— Objective —
Keep only the lines that hold the string "farrant", filtering out the rest of the entries below.
"""
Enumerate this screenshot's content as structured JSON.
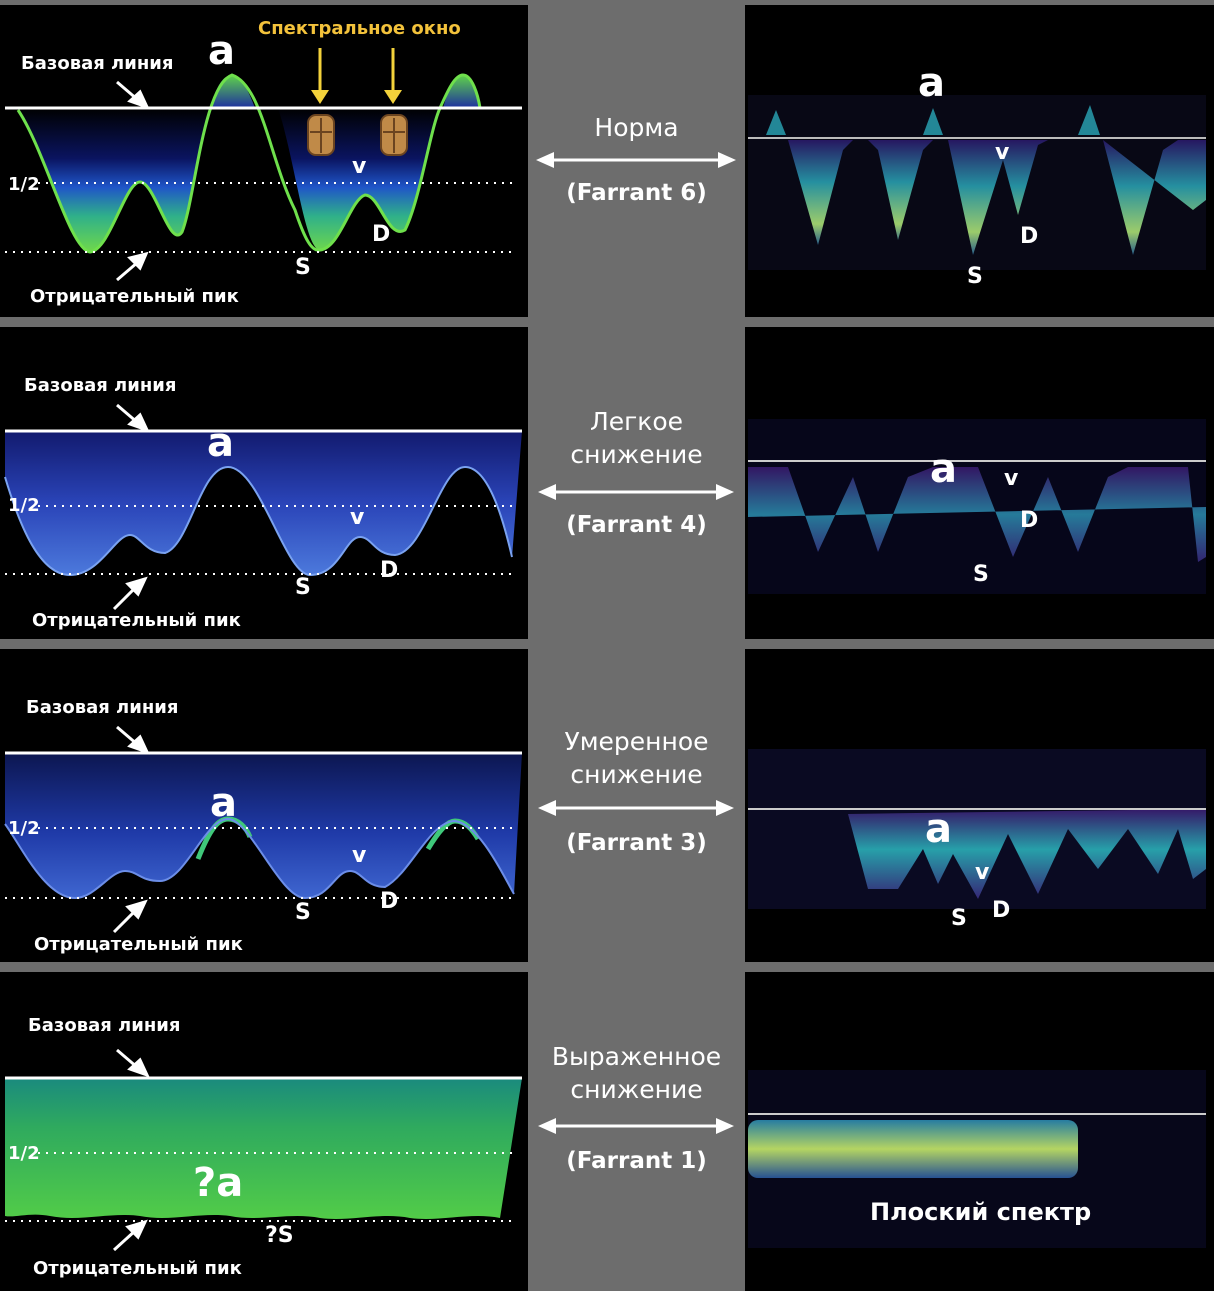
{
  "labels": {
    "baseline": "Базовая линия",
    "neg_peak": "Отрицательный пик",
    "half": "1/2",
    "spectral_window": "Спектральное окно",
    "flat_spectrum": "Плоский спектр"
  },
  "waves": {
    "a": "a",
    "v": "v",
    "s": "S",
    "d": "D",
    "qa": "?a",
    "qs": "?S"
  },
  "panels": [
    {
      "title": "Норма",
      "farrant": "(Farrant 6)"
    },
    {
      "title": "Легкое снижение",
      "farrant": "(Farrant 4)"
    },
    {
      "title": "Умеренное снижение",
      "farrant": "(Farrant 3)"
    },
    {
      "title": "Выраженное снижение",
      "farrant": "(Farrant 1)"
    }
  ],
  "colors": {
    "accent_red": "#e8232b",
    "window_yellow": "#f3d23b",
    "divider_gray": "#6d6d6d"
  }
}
"""
— Task response —
      "farrant": "(Farrant 6)"
      "farrant": "(Farrant 4)"
      "farrant": "(Farrant 3)"
      "farrant": "(Farrant 1)"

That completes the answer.